Stated goal
Write out every record in full, exactly as written, please.

--- Begin ---

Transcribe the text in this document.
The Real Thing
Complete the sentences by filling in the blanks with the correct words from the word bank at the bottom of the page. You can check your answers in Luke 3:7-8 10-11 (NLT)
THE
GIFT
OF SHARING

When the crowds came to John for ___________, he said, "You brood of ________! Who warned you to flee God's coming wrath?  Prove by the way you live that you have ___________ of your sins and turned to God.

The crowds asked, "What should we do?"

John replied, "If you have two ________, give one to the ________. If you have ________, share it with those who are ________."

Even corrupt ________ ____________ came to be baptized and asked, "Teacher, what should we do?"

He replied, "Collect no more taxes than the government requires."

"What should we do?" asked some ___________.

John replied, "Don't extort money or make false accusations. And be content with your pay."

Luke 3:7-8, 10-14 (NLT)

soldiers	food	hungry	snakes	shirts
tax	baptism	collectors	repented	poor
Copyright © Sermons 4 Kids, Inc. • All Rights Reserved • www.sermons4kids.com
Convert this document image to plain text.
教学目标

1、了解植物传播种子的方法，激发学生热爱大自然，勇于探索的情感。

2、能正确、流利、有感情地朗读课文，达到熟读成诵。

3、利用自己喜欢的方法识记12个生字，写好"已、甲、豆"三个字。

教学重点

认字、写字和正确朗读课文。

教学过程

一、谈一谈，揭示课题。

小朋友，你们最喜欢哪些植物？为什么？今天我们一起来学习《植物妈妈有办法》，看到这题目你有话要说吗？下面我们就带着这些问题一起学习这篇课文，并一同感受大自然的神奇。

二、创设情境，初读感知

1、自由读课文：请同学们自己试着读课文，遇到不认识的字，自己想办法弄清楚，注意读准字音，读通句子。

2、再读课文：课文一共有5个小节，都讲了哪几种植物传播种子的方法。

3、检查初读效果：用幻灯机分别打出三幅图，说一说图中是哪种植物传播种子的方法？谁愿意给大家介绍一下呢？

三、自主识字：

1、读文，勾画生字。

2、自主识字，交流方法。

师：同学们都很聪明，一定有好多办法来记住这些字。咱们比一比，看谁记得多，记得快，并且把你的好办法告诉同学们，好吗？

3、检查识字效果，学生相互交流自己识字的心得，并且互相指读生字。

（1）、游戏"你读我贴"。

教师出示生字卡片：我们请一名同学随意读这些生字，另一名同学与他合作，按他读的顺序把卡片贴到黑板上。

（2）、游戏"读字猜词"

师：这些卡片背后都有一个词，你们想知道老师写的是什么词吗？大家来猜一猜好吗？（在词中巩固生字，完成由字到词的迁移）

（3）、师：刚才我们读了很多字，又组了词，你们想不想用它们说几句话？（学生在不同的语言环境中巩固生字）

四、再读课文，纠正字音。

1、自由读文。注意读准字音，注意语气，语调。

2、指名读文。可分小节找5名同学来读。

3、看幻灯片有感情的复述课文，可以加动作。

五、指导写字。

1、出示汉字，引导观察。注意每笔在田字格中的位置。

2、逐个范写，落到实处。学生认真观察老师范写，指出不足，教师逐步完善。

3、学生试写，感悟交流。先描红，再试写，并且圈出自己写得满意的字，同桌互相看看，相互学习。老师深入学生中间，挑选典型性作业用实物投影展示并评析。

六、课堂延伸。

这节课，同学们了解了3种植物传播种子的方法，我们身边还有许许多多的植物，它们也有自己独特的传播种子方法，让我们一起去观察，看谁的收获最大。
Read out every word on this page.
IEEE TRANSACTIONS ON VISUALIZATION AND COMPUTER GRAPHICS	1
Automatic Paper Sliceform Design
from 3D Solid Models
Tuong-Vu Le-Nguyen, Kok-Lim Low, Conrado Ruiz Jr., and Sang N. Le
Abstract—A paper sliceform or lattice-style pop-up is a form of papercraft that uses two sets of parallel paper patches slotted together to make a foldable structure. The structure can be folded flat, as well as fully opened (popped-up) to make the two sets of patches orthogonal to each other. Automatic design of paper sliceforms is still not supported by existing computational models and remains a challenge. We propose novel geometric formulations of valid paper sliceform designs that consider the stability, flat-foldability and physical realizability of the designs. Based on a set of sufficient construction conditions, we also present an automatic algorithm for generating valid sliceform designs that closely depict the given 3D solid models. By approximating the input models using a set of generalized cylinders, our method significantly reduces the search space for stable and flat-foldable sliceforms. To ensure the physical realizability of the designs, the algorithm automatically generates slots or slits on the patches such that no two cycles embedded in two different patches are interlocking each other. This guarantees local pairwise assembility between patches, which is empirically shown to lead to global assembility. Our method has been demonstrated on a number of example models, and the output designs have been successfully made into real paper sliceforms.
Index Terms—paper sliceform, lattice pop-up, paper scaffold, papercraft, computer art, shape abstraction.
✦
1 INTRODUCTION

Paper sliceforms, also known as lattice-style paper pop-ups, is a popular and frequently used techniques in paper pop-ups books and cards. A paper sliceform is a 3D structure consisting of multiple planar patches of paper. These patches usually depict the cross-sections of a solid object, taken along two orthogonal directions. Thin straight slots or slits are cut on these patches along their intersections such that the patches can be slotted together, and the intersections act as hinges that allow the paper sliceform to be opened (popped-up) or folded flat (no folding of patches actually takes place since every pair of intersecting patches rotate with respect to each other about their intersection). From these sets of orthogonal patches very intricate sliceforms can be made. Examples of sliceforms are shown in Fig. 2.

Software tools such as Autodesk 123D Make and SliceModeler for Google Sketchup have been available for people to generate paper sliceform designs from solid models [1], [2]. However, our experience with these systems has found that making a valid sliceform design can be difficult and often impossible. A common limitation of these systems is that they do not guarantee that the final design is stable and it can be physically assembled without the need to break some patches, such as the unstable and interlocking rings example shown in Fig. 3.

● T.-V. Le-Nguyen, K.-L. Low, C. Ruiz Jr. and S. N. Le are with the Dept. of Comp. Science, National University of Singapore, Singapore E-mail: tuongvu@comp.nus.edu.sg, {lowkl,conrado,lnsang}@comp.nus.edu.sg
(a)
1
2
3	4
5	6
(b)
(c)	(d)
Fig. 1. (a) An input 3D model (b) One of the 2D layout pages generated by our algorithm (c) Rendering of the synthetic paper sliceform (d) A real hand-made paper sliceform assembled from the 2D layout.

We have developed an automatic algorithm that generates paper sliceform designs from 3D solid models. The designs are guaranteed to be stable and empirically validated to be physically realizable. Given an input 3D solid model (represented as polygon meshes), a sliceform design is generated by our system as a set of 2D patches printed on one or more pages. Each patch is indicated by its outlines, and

--- End ---

Correct answer
Transcribe the text in this document.
The Real Thing
Complete the sentences by filling in the blanks with the correct words from the word bank at the bottom of the page. You can check your answers in Luke 3:7-8 10-11 (NLT)
THE
GIFT
OF SHARING

When the crowds came to John for ___________, he said, "You brood of ________! Who warned you to flee God's coming wrath?  Prove by the way you live that you have ___________ of your sins and turned to God.

The crowds asked, "What should we do?"

John replied, "If you have two ________, give one to the ________. If you have ________, share it with those who are ________."

Even corrupt ________ ____________ came to be baptized and asked, "Teacher, what should we do?"

He replied, "Collect no more taxes than the government requires."

"What should we do?" asked some ___________.

John replied, "Don't extort money or make false accusations. And be content with your pay."

Luke 3:7-8, 10-14 (NLT)

soldiers	food	hungry	snakes	shirts
tax	baptism	collectors	repented	poor
Copyright © Sermons 4 Kids, Inc. • All Rights Reserved • www.sermons4kids.com
Convert this document image to plain text.
教学目标

1、了解植物传播种子的方法，激发学生热爱大自然，勇于探索的情感。

2、能正确、流利、有感情地朗读课文，达到熟读成诵。

3、利用自己喜欢的方法识记12个生字，写好"已、甲、豆"三个字。

教学重点

认字、写字和正确朗读课文。

教学过程

一、谈一谈，揭示课题。

小朋友，你们最喜欢哪些植物？为什么？今天我们一起来学习《植物妈妈有办法》，看到这题目你有话要说吗？下面我们就带着这些问题一起学习这篇课文，并一同感受大自然的神奇。

二、创设情境，初读感知

1、自由读课文：请同学们自己试着读课文，遇到不认识的字，自己想办法弄清楚，注意读准字音，读通句子。

2、再读课文：课文一共有5个小节，都讲了哪几种植物传播种子的方法。

3、检查初读效果：用幻灯机分别打出三幅图，说一说图中是哪种植物传播种子的方法？谁愿意给大家介绍一下呢？

三、自主识字：

1、读文，勾画生字。

2、自主识字，交流方法。

师：同学们都很聪明，一定有好多办法来记住这些字。咱们比一比，看谁记得多，记得快，并且把你的好办法告诉同学们，好吗？

3、检查识字效果，学生相互交流自己识字的心得，并且互相指读生字。

（1）、游戏"你读我贴"。

教师出示生字卡片：我们请一名同学随意读这些生字，另一名同学与他合作，按他读的顺序把卡片贴到黑板上。

（2）、游戏"读字猜词"

师：这些卡片背后都有一个词，你们想知道老师写的是什么词吗？大家来猜一猜好吗？（在词中巩固生字，完成由字到词的迁移）

（3）、师：刚才我们读了很多字，又组了词，你们想不想用它们说几句话？（学生在不同的语言环境中巩固生字）

四、再读课文，纠正字音。

1、自由读文。注意读准字音，注意语气，语调。

2、指名读文。可分小节找5名同学来读。

3、看幻灯片有感情的复述课文，可以加动作。

五、指导写字。

1、出示汉字，引导观察。注意每笔在田字格中的位置。

2、逐个范写，落到实处。学生认真观察老师范写，指出不足，教师逐步完善。

3、学生试写，感悟交流。先描红，再试写，并且圈出自己写得满意的字，同桌互相看看，相互学习。老师深入学生中间，挑选典型性作业用实物投影展示并评析。

六、课堂延伸。

这节课，同学们了解了3种植物传播种子的方法，我们身边还有许许多多的植物，它们也有自己独特的传播种子方法，让我们一起去观察，看谁的收获最大。
Read out every word on this page.
IEEE TRANSACTIONS ON VISUALIZATION AND COMPUTER GRAPHICS	1
Automatic Paper Sliceform Design
from 3D Solid Models
Tuong-Vu Le-Nguyen, Kok-Lim Low, Conrado Ruiz Jr., and Sang N. Le
Abstract—A paper sliceform or lattice-style pop-up is a form of papercraft that uses two sets of parallel paper patches slotted together to make a foldable structure. The structure can be folded flat, as well as fully opened (popped-up) to make the two sets of patches orthogonal to each other. Automatic design of paper sliceforms is still not supported by existing computational models and remains a challenge. We propose novel geometric formulations of valid paper sliceform designs that consider the stability, flat-foldability and physical realizability of the designs. Based on a set of sufficient construction conditions, we also present an automatic algorithm for generating valid sliceform designs that closely depict the given 3D solid models. By approximating the input models using a set of generalized cylinders, our method significantly reduces the search space for stable and flat-foldable sliceforms. To ensure the physical realizability of the designs, the algorithm automatically generates slots or slits on the patches such that no two cycles embedded in two different patches are interlocking each other. This guarantees local pairwise assembility between patches, which is empirically shown to lead to global assembility. Our method has been demonstrated on a number of example models, and the output designs have been successfully made into real paper sliceforms.
Index Terms—paper sliceform, lattice pop-up, paper scaffold, papercraft, computer art, shape abstraction.
✦
1 INTRODUCTION

Paper sliceforms, also known as lattice-style paper pop-ups, is a popular and frequently used techniques in paper pop-ups books and cards. A paper sliceform is a 3D structure consisting of multiple planar patches of paper. These patches usually depict the cross-sections of a solid object, taken along two orthogonal directions. Thin straight slots or slits are cut on these patches along their intersections such that the patches can be slotted together, and the intersections act as hinges that allow the paper sliceform to be opened (popped-up) or folded flat (no folding of patches actually takes place since every pair of intersecting patches rotate with respect to each other about their intersection). From these sets of orthogonal patches very intricate sliceforms can be made. Examples of sliceforms are shown in Fig. 2.

Software tools such as Autodesk 123D Make and SliceModeler for Google Sketchup have been available for people to generate paper sliceform designs from solid models [1], [2]. However, our experience with these systems has found that making a valid sliceform design can be difficult and often impossible. A common limitation of these systems is that they do not guarantee that the final design is stable and it can be physically assembled without the need to break some patches, such as the unstable and interlocking rings example shown in Fig. 3.

● T.-V. Le-Nguyen, K.-L. Low, C. Ruiz Jr. and S. N. Le are with the Dept. of Comp. Science, National University of Singapore, Singapore E-mail: tuongvu@comp.nus.edu.sg, {lowkl,conrado,lnsang}@comp.nus.edu.sg
(a)
1
2
3	4
5	6
(b)
(c)	(d)
Fig. 1. (a) An input 3D model (b) One of the 2D layout pages generated by our algorithm (c) Rendering of the synthetic paper sliceform (d) A real hand-made paper sliceform assembled from the 2D layout.

We have developed an automatic algorithm that generates paper sliceform designs from 3D solid models. The designs are guaranteed to be stable and empirically validated to be physically realizable. Given an input 3D solid model (represented as polygon meshes), a sliceform design is generated by our system as a set of 2D patches printed on one or more pages. Each patch is indicated by its outlines, and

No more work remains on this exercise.